* _Exercise aim_: Repeat the data verbatim.
== Exercise material ==
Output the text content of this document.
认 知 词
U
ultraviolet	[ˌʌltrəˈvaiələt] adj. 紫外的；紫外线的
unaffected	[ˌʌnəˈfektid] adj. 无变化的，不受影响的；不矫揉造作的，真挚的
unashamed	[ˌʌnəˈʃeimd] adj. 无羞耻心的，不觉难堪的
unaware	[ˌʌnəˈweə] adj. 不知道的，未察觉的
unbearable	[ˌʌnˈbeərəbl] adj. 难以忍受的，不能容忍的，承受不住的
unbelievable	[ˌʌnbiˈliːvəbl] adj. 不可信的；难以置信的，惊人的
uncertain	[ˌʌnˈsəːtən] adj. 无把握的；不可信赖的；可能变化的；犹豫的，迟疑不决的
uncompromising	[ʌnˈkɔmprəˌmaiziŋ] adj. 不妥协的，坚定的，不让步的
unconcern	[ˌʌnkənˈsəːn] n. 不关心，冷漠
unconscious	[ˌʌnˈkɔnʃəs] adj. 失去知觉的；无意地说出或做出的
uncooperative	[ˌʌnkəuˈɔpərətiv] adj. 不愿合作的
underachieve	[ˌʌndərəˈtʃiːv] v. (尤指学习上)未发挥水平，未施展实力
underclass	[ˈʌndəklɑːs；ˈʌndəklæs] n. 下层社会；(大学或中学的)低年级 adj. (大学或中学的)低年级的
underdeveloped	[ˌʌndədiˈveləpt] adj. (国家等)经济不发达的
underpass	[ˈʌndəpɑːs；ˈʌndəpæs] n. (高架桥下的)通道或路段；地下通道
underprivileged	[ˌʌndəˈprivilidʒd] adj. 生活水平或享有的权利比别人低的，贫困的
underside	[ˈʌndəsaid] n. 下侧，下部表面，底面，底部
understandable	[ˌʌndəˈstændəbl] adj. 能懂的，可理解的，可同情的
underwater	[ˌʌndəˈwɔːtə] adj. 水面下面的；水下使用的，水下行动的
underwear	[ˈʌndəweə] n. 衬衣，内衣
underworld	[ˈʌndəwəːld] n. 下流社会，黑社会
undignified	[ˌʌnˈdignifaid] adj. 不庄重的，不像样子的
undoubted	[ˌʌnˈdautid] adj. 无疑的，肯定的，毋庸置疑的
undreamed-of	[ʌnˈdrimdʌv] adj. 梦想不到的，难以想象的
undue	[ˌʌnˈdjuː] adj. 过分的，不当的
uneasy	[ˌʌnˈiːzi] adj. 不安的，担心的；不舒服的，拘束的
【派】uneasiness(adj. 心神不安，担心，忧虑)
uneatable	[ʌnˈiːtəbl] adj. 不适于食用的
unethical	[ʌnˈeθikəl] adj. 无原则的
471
===
* _The answer_:
Output the text content of this document.
认 知 词
U
ultraviolet	[ˌʌltrəˈvaiələt] adj. 紫外的；紫外线的
unaffected	[ˌʌnəˈfektid] adj. 无变化的，不受影响的；不矫揉造作的，真挚的
unashamed	[ˌʌnəˈʃeimd] adj. 无羞耻心的，不觉难堪的
unaware	[ˌʌnəˈweə] adj. 不知道的，未察觉的
unbearable	[ˌʌnˈbeərəbl] adj. 难以忍受的，不能容忍的，承受不住的
unbelievable	[ˌʌnbiˈliːvəbl] adj. 不可信的；难以置信的，惊人的
uncertain	[ˌʌnˈsəːtən] adj. 无把握的；不可信赖的；可能变化的；犹豫的，迟疑不决的
uncompromising	[ʌnˈkɔmprəˌmaiziŋ] adj. 不妥协的，坚定的，不让步的
unconcern	[ˌʌnkənˈsəːn] n. 不关心，冷漠
unconscious	[ˌʌnˈkɔnʃəs] adj. 失去知觉的；无意地说出或做出的
uncooperative	[ˌʌnkəuˈɔpərətiv] adj. 不愿合作的
underachieve	[ˌʌndərəˈtʃiːv] v. (尤指学习上)未发挥水平，未施展实力
underclass	[ˈʌndəklɑːs；ˈʌndəklæs] n. 下层社会；(大学或中学的)低年级 adj. (大学或中学的)低年级的
underdeveloped	[ˌʌndədiˈveləpt] adj. (国家等)经济不发达的
underpass	[ˈʌndəpɑːs；ˈʌndəpæs] n. (高架桥下的)通道或路段；地下通道
underprivileged	[ˌʌndəˈprivilidʒd] adj. 生活水平或享有的权利比别人低的，贫困的
underside	[ˈʌndəsaid] n. 下侧，下部表面，底面，底部
understandable	[ˌʌndəˈstændəbl] adj. 能懂的，可理解的，可同情的
underwater	[ˌʌndəˈwɔːtə] adj. 水面下面的；水下使用的，水下行动的
underwear	[ˈʌndəweə] n. 衬衣，内衣
underworld	[ˈʌndəwəːld] n. 下流社会，黑社会
undignified	[ˌʌnˈdignifaid] adj. 不庄重的，不像样子的
undoubted	[ˌʌnˈdautid] adj. 无疑的，肯定的，毋庸置疑的
undreamed-of	[ʌnˈdrimdʌv] adj. 梦想不到的，难以想象的
undue	[ˌʌnˈdjuː] adj. 过分的，不当的
uneasy	[ˌʌnˈiːzi] adj. 不安的，担心的；不舒服的，拘束的
【派】uneasiness(adj. 心神不安，担心，忧虑)
uneatable	[ʌnˈiːtəbl] adj. 不适于食用的
unethical	[ʌnˈeθikəl] adj. 无原则的
471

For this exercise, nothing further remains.